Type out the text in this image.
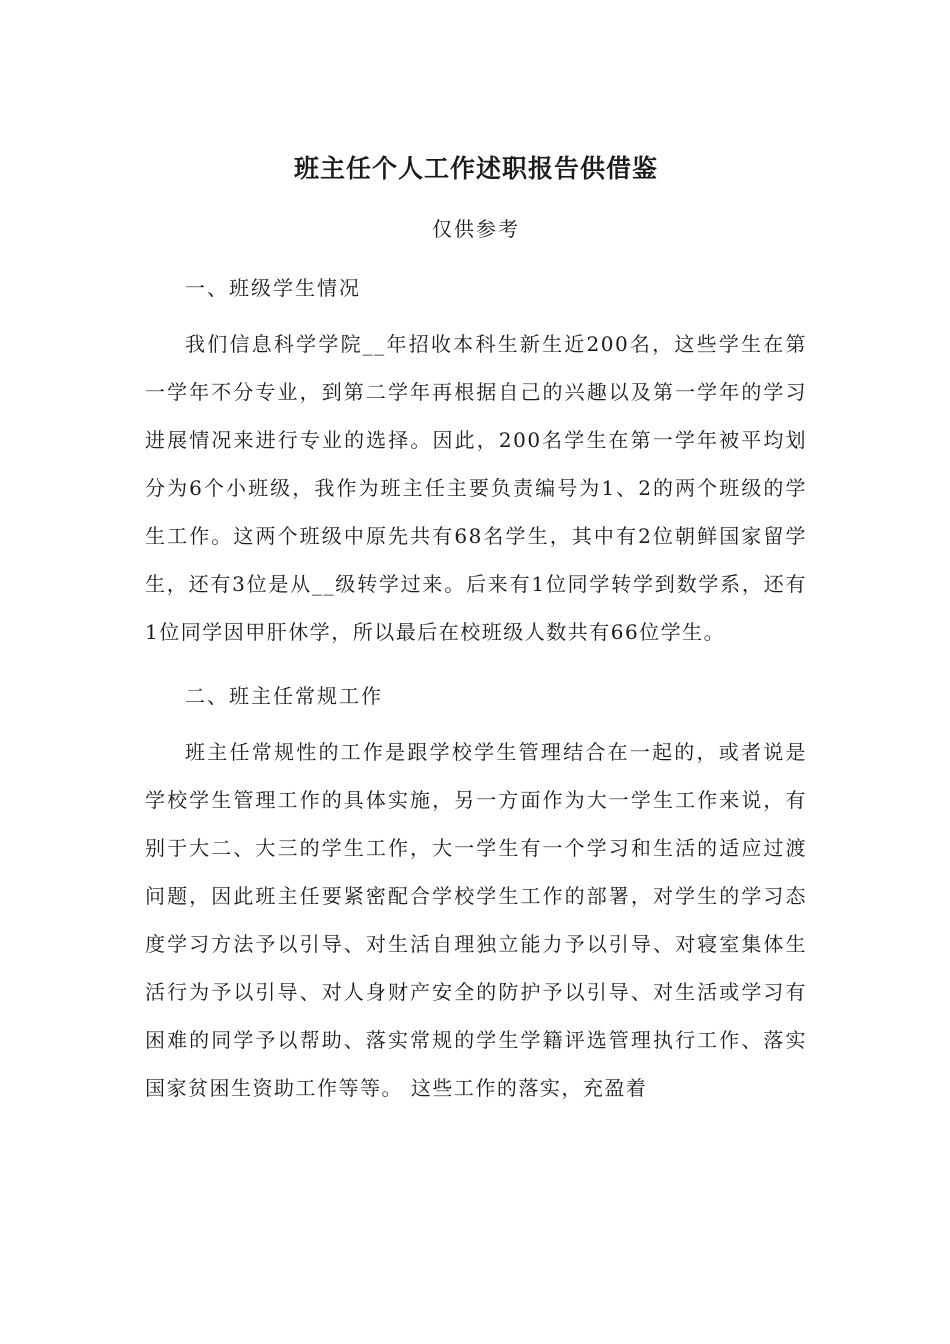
班主任个人工作述职报告供借鉴
仅供参考
一、班级学生情况

我们信息科学学院__年招收本科生新生近200名，这些学生在第一学年不分专业，到第二学年再根据自己的兴趣以及第一学年的学习进展情况来进行专业的选择。因此，200名学生在第一学年被平均划分为6个小班级，我作为班主任主要负责编号为1、2的两个班级的学生工作。这两个班级中原先共有68名学生，其中有2位朝鲜国家留学生，还有3位是从__级转学过来。后来有1位同学转学到数学系，还有1位同学因甲肝休学，所以最后在校班级人数共有66位学生。

二、班主任常规工作

班主任常规性的工作是跟学校学生管理结合在一起的，或者说是学校学生管理工作的具体实施，另一方面作为大一学生工作来说，有别于大二、大三的学生工作，大一学生有一个学习和生活的适应过渡问题，因此班主任要紧密配合学校学生工作的部署，对学生的学习态度学习方法予以引导、对生活自理独立能力予以引导、对寝室集体生活行为予以引导、对人身财产安全的防护予以引导、对生活或学习有困难的同学予以帮助、落实常规的学生学籍评选管理执行工作、落实国家贫困生资助工作等等。 这些工作的落实，充盈着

* * * *

■ WORK REQUIRED ■
Reproduce the data word for word, excluding its pictures.

■ RESULT OF THE EXERCISE ■
Type out the text in this image.
班主任个人工作述职报告供借鉴
仅供参考
一、班级学生情况

我们信息科学学院__年招收本科生新生近200名，这些学生在第一学年不分专业，到第二学年再根据自己的兴趣以及第一学年的学习进展情况来进行专业的选择。因此，200名学生在第一学年被平均划分为6个小班级，我作为班主任主要负责编号为1、2的两个班级的学生工作。这两个班级中原先共有68名学生，其中有2位朝鲜国家留学生，还有3位是从__级转学过来。后来有1位同学转学到数学系，还有1位同学因甲肝休学，所以最后在校班级人数共有66位学生。

二、班主任常规工作

班主任常规性的工作是跟学校学生管理结合在一起的，或者说是学校学生管理工作的具体实施，另一方面作为大一学生工作来说，有别于大二、大三的学生工作，大一学生有一个学习和生活的适应过渡问题，因此班主任要紧密配合学校学生工作的部署，对学生的学习态度学习方法予以引导、对生活自理独立能力予以引导、对寝室集体生活行为予以引导、对人身财产安全的防护予以引导、对生活或学习有困难的同学予以帮助、落实常规的学生学籍评选管理执行工作、落实国家贫困生资助工作等等。 这些工作的落实，充盈着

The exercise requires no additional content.